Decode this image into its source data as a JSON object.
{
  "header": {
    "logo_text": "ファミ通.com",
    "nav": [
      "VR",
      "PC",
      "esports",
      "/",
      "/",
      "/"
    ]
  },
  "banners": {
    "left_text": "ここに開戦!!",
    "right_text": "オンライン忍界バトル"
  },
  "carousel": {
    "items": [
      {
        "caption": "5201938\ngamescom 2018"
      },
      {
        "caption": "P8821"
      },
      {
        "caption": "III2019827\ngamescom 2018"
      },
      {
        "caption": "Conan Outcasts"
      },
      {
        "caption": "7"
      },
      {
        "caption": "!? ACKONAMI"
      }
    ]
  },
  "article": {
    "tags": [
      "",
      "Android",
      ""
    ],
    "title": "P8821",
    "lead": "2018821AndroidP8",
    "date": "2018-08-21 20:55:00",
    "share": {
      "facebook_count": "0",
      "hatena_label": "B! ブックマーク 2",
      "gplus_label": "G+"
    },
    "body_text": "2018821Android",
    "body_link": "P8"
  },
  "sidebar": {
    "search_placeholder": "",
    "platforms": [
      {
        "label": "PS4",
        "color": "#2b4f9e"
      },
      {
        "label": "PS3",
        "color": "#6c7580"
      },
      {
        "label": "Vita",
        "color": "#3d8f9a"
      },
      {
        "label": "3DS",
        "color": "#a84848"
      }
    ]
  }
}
^^^^
Find all lines with "caption" in them and copy each one.

Answer to the exercise ::
        "caption": "5201938\ngamescom 2018"
        "caption": "P8821"
        "caption": "III2019827\ngamescom 2018"
        "caption": "Conan Outcasts"
        "caption": "7"
        "caption": "!? ACKONAMI"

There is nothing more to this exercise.